## Entries supplied:

-- START --

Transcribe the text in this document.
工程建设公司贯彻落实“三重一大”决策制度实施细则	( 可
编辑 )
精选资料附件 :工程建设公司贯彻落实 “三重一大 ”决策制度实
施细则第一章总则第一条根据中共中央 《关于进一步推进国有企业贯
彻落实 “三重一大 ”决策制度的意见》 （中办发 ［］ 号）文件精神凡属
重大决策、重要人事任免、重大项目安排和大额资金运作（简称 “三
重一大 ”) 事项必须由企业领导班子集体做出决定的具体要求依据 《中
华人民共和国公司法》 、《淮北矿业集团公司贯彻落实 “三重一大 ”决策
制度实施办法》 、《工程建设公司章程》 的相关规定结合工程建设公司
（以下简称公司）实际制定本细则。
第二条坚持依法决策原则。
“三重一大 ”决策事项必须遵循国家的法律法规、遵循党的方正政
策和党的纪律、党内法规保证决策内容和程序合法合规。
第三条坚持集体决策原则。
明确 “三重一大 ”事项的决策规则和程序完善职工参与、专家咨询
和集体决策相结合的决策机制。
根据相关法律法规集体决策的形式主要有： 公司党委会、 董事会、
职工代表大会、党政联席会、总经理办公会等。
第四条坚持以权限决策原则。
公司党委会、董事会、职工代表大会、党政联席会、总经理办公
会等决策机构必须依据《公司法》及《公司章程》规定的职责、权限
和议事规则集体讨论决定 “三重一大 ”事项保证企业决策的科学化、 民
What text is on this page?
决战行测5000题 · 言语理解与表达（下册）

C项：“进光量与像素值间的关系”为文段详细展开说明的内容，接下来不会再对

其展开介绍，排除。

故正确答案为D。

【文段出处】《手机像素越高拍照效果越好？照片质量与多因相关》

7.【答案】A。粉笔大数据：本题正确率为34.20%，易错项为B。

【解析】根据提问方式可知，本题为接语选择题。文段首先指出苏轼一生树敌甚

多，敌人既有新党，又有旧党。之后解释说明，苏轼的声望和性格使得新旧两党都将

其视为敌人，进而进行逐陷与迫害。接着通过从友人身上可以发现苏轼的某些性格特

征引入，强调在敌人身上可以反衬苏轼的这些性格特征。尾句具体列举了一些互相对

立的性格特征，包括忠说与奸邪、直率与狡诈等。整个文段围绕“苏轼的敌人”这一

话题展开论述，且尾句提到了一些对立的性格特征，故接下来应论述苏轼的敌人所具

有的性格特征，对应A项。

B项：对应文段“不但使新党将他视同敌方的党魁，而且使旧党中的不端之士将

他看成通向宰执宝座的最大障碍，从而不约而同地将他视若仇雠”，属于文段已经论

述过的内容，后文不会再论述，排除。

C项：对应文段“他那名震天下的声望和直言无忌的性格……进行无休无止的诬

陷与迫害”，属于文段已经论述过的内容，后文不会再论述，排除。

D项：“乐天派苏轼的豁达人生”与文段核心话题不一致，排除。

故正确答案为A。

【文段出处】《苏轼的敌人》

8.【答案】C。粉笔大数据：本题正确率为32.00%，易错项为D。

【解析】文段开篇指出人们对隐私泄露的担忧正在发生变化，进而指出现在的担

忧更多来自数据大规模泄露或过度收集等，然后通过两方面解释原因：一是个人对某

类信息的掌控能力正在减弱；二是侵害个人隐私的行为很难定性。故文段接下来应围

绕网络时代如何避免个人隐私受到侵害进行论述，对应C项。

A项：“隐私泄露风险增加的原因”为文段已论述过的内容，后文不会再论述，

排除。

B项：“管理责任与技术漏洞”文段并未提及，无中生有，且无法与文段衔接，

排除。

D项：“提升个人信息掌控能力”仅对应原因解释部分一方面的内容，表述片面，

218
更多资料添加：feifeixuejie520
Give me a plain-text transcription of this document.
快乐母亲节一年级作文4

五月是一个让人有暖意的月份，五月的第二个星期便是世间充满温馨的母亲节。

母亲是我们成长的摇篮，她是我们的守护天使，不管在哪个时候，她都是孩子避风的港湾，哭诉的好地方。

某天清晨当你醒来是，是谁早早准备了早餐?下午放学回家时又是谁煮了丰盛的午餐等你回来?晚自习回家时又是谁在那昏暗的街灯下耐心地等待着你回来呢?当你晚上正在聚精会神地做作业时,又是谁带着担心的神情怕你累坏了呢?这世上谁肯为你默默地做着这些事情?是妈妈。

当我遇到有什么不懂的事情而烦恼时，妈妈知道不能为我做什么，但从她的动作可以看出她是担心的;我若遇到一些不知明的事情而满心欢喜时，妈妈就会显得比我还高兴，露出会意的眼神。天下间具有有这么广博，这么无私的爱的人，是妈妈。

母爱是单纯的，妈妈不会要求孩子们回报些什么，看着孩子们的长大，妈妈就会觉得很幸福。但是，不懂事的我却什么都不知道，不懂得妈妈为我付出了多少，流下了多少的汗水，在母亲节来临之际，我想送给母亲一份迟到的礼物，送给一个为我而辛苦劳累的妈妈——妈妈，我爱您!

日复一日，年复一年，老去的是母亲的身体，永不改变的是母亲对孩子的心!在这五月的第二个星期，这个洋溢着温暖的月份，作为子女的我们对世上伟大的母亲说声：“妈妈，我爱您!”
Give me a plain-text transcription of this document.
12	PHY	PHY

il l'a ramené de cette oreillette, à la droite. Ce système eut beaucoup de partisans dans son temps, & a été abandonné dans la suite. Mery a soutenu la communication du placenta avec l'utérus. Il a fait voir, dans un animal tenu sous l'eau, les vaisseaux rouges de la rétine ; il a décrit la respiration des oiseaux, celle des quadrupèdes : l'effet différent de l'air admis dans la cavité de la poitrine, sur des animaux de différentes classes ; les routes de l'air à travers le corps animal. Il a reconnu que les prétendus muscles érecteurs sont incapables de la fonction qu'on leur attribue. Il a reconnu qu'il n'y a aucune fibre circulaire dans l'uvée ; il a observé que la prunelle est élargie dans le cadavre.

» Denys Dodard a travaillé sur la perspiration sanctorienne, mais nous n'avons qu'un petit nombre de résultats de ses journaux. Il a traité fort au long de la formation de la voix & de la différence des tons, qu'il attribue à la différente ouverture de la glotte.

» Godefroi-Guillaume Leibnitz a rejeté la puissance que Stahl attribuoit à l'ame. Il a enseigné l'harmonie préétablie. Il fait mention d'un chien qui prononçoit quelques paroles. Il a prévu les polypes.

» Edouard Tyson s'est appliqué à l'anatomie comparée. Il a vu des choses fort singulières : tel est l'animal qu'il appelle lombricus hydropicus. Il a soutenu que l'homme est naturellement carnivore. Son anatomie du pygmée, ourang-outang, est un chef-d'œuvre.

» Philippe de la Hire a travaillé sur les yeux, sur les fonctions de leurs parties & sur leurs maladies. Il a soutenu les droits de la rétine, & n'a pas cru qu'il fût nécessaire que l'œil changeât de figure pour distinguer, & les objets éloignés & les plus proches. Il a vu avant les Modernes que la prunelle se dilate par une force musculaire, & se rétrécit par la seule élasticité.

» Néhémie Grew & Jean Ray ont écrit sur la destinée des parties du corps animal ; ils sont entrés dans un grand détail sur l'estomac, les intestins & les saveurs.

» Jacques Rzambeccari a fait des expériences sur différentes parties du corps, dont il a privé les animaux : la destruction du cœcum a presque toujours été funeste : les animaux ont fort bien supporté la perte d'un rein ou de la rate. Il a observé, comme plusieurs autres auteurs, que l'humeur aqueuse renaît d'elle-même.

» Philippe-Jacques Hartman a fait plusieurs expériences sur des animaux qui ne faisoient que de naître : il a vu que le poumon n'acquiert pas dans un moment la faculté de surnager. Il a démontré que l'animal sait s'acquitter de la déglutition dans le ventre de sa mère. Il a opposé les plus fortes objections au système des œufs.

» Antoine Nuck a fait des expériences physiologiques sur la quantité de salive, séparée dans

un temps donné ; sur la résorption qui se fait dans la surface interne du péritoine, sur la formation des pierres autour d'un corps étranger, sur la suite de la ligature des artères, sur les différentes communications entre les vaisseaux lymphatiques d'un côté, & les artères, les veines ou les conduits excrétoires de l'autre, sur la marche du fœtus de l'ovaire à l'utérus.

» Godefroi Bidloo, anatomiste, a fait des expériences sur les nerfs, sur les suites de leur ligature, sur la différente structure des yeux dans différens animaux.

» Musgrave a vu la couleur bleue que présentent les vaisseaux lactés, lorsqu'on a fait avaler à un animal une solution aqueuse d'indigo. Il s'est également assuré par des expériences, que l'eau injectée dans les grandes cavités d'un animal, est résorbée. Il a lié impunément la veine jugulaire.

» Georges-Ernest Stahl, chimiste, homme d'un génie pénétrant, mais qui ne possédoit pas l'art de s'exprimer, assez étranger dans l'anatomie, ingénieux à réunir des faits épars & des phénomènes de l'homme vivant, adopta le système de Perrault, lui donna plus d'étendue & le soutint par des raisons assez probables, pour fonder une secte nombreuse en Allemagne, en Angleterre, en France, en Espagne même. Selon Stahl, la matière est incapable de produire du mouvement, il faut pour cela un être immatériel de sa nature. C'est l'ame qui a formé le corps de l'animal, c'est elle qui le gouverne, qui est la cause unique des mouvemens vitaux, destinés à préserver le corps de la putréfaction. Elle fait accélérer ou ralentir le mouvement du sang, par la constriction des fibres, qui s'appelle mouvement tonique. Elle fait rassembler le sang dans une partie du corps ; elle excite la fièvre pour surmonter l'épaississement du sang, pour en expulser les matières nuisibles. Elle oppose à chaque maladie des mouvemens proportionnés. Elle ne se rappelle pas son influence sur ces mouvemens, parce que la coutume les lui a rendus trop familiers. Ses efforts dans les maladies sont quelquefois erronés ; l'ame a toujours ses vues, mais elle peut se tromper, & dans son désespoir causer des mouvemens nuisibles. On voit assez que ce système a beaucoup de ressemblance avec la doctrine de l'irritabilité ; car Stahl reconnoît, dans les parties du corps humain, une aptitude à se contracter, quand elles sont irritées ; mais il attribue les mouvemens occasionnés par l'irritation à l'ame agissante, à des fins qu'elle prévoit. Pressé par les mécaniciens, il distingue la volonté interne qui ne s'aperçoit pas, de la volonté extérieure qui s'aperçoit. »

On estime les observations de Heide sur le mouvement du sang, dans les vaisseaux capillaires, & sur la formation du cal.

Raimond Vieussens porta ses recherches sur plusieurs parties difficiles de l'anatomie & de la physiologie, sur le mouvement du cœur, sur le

-- END --

## Instructions for the task:
Lines from the records above that hold "文段出处" are the ones to list.

## Solution to this task:
【文段出处】《手机像素越高拍照效果越好？照片质量与多因相关》
【文段出处】《苏轼的敌人》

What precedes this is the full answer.